## Required work
In the material below, the lines containing the word "ffffff" are required; copy each of them.

▬▬▬▬▬▬▬▬▬▬

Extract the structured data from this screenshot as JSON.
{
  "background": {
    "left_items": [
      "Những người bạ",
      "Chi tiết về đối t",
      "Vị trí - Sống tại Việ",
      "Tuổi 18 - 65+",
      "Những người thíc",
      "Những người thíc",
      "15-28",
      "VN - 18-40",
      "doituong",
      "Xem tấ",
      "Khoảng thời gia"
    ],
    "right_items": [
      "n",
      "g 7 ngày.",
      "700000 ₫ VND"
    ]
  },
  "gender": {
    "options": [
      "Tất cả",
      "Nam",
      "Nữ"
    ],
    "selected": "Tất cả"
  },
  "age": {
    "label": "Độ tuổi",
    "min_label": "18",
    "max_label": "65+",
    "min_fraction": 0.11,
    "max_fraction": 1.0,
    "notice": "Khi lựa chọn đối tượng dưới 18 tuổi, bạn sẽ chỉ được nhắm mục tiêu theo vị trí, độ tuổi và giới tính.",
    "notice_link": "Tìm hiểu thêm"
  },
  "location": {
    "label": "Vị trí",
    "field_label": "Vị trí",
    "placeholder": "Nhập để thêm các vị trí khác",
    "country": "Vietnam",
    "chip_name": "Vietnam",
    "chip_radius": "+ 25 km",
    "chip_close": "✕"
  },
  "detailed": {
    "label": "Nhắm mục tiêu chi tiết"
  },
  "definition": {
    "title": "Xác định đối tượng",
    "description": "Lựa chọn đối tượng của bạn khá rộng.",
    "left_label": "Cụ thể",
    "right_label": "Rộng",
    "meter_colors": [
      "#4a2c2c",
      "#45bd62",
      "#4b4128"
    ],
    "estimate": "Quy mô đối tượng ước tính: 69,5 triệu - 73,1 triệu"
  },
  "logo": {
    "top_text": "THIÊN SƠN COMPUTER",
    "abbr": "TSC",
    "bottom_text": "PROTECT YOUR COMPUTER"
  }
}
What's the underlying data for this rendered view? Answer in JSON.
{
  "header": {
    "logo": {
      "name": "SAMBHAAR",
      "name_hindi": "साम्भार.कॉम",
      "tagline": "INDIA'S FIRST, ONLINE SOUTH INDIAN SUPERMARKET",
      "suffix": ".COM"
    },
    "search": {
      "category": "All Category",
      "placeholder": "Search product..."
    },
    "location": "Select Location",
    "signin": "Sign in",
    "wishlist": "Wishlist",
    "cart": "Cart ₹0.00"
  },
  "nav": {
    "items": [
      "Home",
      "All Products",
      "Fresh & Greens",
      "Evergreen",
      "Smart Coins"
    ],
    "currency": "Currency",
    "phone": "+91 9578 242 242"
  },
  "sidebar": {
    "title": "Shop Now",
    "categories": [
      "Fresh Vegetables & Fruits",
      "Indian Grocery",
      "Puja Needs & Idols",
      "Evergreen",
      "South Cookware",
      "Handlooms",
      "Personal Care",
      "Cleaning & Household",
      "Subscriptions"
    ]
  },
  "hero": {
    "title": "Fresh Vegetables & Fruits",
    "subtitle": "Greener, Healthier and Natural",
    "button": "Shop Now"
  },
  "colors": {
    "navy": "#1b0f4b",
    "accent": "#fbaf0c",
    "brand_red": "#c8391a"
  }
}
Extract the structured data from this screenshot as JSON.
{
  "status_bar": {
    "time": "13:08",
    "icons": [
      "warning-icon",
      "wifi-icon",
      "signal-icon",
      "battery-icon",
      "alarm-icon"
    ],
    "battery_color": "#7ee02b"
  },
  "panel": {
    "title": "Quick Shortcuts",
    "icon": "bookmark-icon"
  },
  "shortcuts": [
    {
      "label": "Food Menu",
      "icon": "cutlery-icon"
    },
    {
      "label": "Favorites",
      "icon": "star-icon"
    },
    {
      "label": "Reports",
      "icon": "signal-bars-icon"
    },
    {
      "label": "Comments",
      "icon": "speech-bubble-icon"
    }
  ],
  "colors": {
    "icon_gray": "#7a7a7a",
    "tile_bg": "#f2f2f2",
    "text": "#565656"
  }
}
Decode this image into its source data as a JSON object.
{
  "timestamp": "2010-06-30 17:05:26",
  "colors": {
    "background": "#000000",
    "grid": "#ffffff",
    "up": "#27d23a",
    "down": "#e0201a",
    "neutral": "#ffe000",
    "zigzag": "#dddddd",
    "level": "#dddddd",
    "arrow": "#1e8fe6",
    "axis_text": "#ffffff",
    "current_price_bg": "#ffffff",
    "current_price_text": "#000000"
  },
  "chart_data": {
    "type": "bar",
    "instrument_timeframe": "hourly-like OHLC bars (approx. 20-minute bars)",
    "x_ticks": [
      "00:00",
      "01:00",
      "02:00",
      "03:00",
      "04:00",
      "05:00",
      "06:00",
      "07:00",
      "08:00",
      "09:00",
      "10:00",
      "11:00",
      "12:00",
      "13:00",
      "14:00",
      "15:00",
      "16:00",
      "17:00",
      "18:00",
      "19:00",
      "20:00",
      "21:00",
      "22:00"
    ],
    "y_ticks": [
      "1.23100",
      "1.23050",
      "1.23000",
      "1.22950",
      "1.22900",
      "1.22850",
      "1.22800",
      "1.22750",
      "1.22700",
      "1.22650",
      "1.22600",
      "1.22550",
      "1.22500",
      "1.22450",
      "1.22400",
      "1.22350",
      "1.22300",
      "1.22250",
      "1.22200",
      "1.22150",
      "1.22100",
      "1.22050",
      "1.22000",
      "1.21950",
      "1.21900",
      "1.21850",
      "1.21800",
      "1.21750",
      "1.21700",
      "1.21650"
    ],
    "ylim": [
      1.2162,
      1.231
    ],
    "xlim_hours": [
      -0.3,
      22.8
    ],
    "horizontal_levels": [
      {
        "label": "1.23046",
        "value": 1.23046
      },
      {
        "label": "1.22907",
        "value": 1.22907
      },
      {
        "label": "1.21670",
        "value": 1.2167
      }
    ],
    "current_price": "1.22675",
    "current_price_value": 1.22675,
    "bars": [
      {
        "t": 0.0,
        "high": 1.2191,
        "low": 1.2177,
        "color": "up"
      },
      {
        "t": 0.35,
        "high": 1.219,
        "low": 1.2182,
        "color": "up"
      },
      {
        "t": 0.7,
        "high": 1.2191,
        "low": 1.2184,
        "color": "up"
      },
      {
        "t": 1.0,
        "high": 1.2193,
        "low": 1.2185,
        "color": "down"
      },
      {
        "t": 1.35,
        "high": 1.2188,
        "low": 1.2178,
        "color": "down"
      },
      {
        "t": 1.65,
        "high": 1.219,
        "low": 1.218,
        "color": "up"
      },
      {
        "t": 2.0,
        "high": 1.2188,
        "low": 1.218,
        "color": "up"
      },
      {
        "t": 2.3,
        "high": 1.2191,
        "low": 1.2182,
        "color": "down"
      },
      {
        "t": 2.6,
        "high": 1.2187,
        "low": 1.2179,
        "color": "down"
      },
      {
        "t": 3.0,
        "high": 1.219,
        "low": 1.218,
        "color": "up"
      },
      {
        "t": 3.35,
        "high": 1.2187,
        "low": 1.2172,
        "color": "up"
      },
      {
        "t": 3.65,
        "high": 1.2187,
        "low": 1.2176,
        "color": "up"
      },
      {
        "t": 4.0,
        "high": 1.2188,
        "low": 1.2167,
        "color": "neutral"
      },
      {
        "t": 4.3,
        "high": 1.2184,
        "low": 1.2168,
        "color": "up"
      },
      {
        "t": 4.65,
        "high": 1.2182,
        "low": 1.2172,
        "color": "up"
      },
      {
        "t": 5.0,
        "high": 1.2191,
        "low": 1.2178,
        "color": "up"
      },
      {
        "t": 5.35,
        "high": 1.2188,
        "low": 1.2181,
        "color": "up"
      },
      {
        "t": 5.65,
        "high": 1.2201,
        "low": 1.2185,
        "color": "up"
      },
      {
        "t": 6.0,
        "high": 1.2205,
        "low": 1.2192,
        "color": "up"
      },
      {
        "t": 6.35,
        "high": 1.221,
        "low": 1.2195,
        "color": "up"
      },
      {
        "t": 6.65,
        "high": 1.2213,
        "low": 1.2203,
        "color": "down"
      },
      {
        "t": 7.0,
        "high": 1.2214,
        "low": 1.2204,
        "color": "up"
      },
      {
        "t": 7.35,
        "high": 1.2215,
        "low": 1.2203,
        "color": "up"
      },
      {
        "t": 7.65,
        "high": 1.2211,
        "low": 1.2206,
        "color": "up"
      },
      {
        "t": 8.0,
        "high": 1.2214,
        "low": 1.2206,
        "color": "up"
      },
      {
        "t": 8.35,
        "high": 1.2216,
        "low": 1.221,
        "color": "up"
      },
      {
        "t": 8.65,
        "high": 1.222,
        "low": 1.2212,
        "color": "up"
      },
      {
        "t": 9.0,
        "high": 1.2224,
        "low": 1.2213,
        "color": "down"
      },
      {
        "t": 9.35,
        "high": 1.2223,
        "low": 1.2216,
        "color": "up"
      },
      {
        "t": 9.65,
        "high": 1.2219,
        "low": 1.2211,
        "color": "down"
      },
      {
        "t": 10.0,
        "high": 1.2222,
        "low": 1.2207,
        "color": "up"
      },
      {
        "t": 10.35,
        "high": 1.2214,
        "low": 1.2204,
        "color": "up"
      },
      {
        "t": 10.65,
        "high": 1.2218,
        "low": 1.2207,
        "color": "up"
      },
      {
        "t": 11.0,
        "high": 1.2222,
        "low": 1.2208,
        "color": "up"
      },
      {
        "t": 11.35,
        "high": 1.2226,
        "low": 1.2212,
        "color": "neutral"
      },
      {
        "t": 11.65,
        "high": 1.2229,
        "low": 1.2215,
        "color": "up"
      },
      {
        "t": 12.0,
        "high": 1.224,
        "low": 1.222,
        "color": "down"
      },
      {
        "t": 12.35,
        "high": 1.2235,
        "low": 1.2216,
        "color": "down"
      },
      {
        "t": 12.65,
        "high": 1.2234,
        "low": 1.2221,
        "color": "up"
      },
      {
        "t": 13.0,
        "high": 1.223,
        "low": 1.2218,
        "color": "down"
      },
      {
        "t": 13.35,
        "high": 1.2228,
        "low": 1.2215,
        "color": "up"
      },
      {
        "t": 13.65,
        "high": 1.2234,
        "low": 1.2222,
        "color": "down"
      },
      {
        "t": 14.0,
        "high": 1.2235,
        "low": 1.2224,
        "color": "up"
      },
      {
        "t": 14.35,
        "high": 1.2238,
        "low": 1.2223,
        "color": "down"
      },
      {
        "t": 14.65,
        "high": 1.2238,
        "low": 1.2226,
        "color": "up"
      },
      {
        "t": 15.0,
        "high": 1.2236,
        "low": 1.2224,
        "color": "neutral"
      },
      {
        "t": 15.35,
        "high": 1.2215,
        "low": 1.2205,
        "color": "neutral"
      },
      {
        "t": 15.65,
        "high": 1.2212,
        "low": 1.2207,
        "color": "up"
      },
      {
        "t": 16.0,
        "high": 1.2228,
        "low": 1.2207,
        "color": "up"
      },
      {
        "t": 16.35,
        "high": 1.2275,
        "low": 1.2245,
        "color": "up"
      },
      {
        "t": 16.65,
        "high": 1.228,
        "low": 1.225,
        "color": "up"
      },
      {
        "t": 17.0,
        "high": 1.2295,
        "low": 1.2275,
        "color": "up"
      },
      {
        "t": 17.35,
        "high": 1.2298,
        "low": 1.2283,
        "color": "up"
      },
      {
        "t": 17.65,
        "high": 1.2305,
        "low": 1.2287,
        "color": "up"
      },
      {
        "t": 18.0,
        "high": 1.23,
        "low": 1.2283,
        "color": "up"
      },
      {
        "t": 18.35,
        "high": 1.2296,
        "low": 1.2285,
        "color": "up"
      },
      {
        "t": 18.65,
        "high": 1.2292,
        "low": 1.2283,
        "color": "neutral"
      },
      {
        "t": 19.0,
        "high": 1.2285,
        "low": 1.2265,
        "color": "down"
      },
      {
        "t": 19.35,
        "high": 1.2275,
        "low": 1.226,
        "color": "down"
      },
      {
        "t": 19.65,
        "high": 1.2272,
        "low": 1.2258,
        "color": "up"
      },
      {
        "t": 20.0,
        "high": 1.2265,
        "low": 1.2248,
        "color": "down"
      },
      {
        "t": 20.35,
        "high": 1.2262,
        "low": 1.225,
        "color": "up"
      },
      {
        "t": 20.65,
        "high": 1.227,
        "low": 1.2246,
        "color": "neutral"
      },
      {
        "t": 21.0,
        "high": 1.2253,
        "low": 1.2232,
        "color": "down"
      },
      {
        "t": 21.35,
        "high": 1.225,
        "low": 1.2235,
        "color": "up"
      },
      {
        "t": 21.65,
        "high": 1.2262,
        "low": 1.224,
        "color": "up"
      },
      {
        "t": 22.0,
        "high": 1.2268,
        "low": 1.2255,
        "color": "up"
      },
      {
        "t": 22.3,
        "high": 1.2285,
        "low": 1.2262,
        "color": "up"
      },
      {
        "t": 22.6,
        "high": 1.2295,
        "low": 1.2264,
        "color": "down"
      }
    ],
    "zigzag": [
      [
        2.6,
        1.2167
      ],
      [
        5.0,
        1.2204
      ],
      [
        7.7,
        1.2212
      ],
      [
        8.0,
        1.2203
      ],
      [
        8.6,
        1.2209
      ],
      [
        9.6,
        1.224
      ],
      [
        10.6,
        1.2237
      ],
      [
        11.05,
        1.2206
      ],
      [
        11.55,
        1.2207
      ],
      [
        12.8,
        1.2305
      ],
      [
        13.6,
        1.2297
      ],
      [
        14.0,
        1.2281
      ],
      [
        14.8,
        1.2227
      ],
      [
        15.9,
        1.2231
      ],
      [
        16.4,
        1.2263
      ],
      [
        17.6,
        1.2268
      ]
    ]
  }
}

▬▬▬▬▬▬▬▬▬▬

## Right answer
    "grid": "#ffffff",
    "axis_text": "#ffffff",
    "current_price_bg": "#ffffff",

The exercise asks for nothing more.